ABOUT THIS EXERCISE: Whichever lines of the entries hold the word "ΔABA" should be identified and copied.

Excerpts from a figure dataset:
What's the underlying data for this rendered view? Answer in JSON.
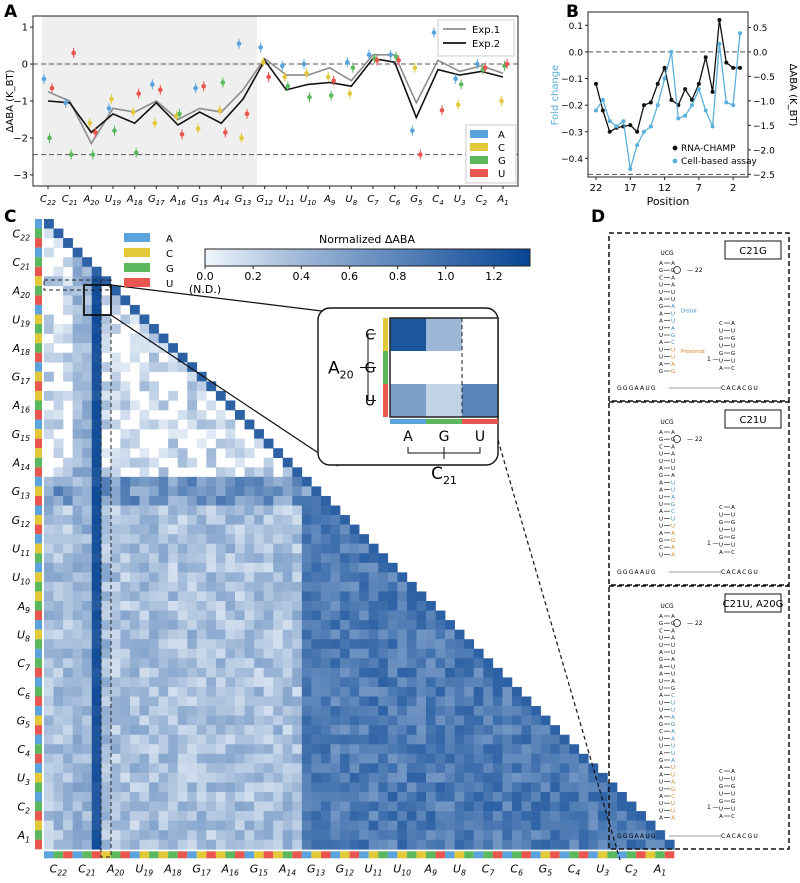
{
  "panels": {
    "A": {
      "letter": "A"
    },
    "B": {
      "letter": "B"
    },
    "C": {
      "letter": "C"
    },
    "D": {
      "letter": "D"
    }
  },
  "nucleotide_colors": {
    "A": "#5aa3dc",
    "C": "#e2c93a",
    "G": "#5cb85c",
    "U": "#e8564f"
  },
  "chart_data": [
    {
      "id": "A",
      "type": "line",
      "ylabel": "ΔABA (K_BT)",
      "ylim": [
        -3.3,
        1.3
      ],
      "yticks": [
        -3,
        -2,
        -1,
        0,
        1
      ],
      "ref_lines": [
        0,
        -2.45
      ],
      "positions": [
        "C22",
        "C21",
        "A20",
        "U19",
        "A18",
        "G17",
        "A16",
        "G15",
        "A14",
        "G13",
        "G12",
        "U11",
        "U10",
        "A9",
        "U8",
        "C7",
        "C6",
        "G5",
        "C4",
        "U3",
        "C2",
        "A1"
      ],
      "x_tick_labels": [
        {
          "b": "C",
          "s": "22"
        },
        {
          "b": "C",
          "s": "21"
        },
        {
          "b": "A",
          "s": "20"
        },
        {
          "b": "U",
          "s": "19"
        },
        {
          "b": "A",
          "s": "18"
        },
        {
          "b": "G",
          "s": "17"
        },
        {
          "b": "A",
          "s": "16"
        },
        {
          "b": "G",
          "s": "15"
        },
        {
          "b": "A",
          "s": "14"
        },
        {
          "b": "G",
          "s": "13"
        },
        {
          "b": "G",
          "s": "12"
        },
        {
          "b": "U",
          "s": "11"
        },
        {
          "b": "U",
          "s": "10"
        },
        {
          "b": "A",
          "s": "9"
        },
        {
          "b": "U",
          "s": "8"
        },
        {
          "b": "C",
          "s": "7"
        },
        {
          "b": "C",
          "s": "6"
        },
        {
          "b": "G",
          "s": "5"
        },
        {
          "b": "C",
          "s": "4"
        },
        {
          "b": "U",
          "s": "3"
        },
        {
          "b": "C",
          "s": "2"
        },
        {
          "b": "A",
          "s": "1"
        }
      ],
      "shaded_range": [
        "C22",
        "G13"
      ],
      "series": [
        {
          "name": "Exp.1",
          "color": "#8c8c8c",
          "values": [
            -0.75,
            -1.0,
            -2.15,
            -1.2,
            -1.3,
            -1.0,
            -1.5,
            -1.2,
            -1.3,
            -0.7,
            0.15,
            -0.3,
            -0.3,
            -0.1,
            -0.45,
            0.25,
            0.25,
            -1.05,
            0.1,
            -0.2,
            -0.05,
            -0.25
          ]
        },
        {
          "name": "Exp.2",
          "color": "#111111",
          "values": [
            -1.0,
            -1.05,
            -1.85,
            -1.35,
            -1.6,
            -1.05,
            -1.65,
            -1.3,
            -1.6,
            -0.95,
            0.1,
            -0.7,
            -0.55,
            -0.5,
            -0.6,
            0.15,
            0.05,
            -1.45,
            -0.15,
            -0.3,
            -0.2,
            -0.35
          ]
        }
      ],
      "points": [
        {
          "pos": "C22",
          "A": -0.4,
          "G": -2.0,
          "U": -0.65
        },
        {
          "pos": "C21",
          "A": -1.05,
          "G": -2.45,
          "U": 0.3
        },
        {
          "pos": "A20",
          "C": -1.6,
          "G": -2.45,
          "U": -1.85
        },
        {
          "pos": "U19",
          "A": -1.2,
          "C": -0.95,
          "G": -1.8
        },
        {
          "pos": "A18",
          "C": -1.3,
          "G": -2.4,
          "U": -0.8
        },
        {
          "pos": "G17",
          "A": -0.55,
          "C": -1.6,
          "U": -0.7
        },
        {
          "pos": "A16",
          "C": -1.4,
          "G": -1.35,
          "U": -1.9
        },
        {
          "pos": "G15",
          "A": -0.65,
          "C": -1.75,
          "U": -0.6
        },
        {
          "pos": "A14",
          "C": -1.25,
          "G": -0.5,
          "U": -1.85
        },
        {
          "pos": "G13",
          "A": 0.55,
          "C": -2.0,
          "U": -1.35
        },
        {
          "pos": "G12",
          "A": 0.45,
          "C": 0.05,
          "U": -0.35
        },
        {
          "pos": "U11",
          "A": -0.05,
          "C": -0.35,
          "G": -0.6
        },
        {
          "pos": "U10",
          "A": 0.0,
          "C": -0.25,
          "G": -0.9
        },
        {
          "pos": "A9",
          "C": -0.35,
          "G": -0.85,
          "U": -0.45
        },
        {
          "pos": "U8",
          "A": 0.05,
          "C": -0.8,
          "G": -0.1
        },
        {
          "pos": "C7",
          "A": 0.25,
          "G": 0.15,
          "U": 0.1
        },
        {
          "pos": "C6",
          "A": 0.25,
          "G": 0.2,
          "U": 0.1
        },
        {
          "pos": "G5",
          "A": -1.8,
          "C": -0.1,
          "U": -2.45
        },
        {
          "pos": "C4",
          "A": 0.85,
          "G": 0.5,
          "U": -1.25
        },
        {
          "pos": "U3",
          "A": -0.4,
          "C": -1.1,
          "G": -0.55
        },
        {
          "pos": "C2",
          "A": 0.0,
          "G": -0.15,
          "U": -0.1
        },
        {
          "pos": "A1",
          "C": -1.0,
          "G": -0.05,
          "U": 0.0
        }
      ],
      "legend_nts": [
        "A",
        "C",
        "G",
        "U"
      ]
    },
    {
      "id": "B",
      "type": "line",
      "xlabel": "Position",
      "ylabel_left": "Fold change",
      "ylabel_right": "ΔABA (K_BT)",
      "xticks": [
        22,
        17,
        12,
        7,
        2
      ],
      "yticks_left": [
        0.1,
        0.0,
        -0.1,
        -0.2,
        -0.3,
        -0.4
      ],
      "yticks_right": [
        0.5,
        0.0,
        -0.5,
        -1.0,
        -1.5,
        -2.0,
        -2.5
      ],
      "ylim_left": [
        -0.47,
        0.15
      ],
      "series": [
        {
          "name": "RNA-CHAMP",
          "color": "#111111",
          "x": [
            22,
            21,
            20,
            19,
            18,
            17,
            16,
            15,
            14,
            13,
            12,
            11,
            10,
            9,
            8,
            7,
            6,
            5,
            4,
            3,
            2,
            1
          ],
          "values": [
            -0.12,
            -0.22,
            -0.3,
            -0.285,
            -0.28,
            -0.275,
            -0.3,
            -0.2,
            -0.19,
            -0.12,
            -0.06,
            -0.18,
            -0.2,
            -0.14,
            -0.18,
            -0.12,
            -0.02,
            -0.15,
            0.12,
            -0.04,
            -0.06,
            -0.06
          ]
        },
        {
          "name": "Cell-based assay",
          "color": "#5ab0dc",
          "x": [
            22,
            21,
            20,
            19,
            18,
            17,
            16,
            15,
            14,
            13,
            12,
            11,
            10,
            9,
            8,
            7,
            6,
            5,
            4,
            3,
            2,
            1
          ],
          "values": [
            -0.22,
            -0.18,
            -0.26,
            -0.28,
            -0.26,
            -0.44,
            -0.35,
            -0.3,
            -0.28,
            -0.2,
            -0.1,
            0.0,
            -0.25,
            -0.24,
            -0.2,
            -0.14,
            -0.22,
            -0.28,
            0.03,
            -0.19,
            -0.2,
            0.07
          ]
        }
      ],
      "ref_lines_left": [
        0.0,
        -0.46
      ]
    },
    {
      "id": "C",
      "type": "heatmap",
      "colorbar_title": "Normalized ΔABA",
      "colorbar_ticks": [
        "0.0",
        "0.2",
        "0.4",
        "0.6",
        "0.8",
        "1.0",
        "1.2"
      ],
      "colorbar_nd": "(N.D.)",
      "legend_nts": [
        "A",
        "C",
        "G",
        "U"
      ],
      "positions": [
        "C22",
        "C21",
        "A20",
        "U19",
        "A18",
        "G17",
        "A16",
        "G15",
        "A14",
        "G13",
        "G12",
        "U11",
        "U10",
        "A9",
        "U8",
        "C7",
        "C6",
        "G5",
        "C4",
        "U3",
        "C2",
        "A1"
      ],
      "inset": {
        "row_label_base": "A",
        "row_label_sub": "20",
        "col_label_base": "C",
        "col_label_sub": "21",
        "row_nts": [
          "C",
          "G",
          "U"
        ],
        "col_nts": [
          "A",
          "G",
          "U"
        ],
        "values": [
          [
            1.2,
            0.4,
            0
          ],
          [
            0,
            0,
            0
          ],
          [
            0.6,
            0.2,
            0.8
          ]
        ]
      }
    }
  ],
  "panel_D": {
    "structures": [
      {
        "label": "C21G",
        "distal": "Distal",
        "proximal": "Proximal",
        "pos22": "22",
        "pos1": "1",
        "seq5": "GGGAAUG",
        "seq3": "CACACGU",
        "loop": "UCG"
      },
      {
        "label": "C21U",
        "pos22": "22",
        "pos1": "1",
        "seq5": "GGGAAUG",
        "seq3": "CACACGU",
        "loop": "UCG"
      },
      {
        "label": "C21U, A20G",
        "pos22": "22",
        "pos1": "1",
        "seq5": "GGGAAUG",
        "seq3": "CACACGU",
        "loop": "UCG"
      }
    ]
  }
}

PROBLEM SOLUTION:
      "ylabel": "ΔABA (K_BT)",
      "ylabel_right": "ΔABA (K_BT)",
      "colorbar_title": "Normalized ΔABA",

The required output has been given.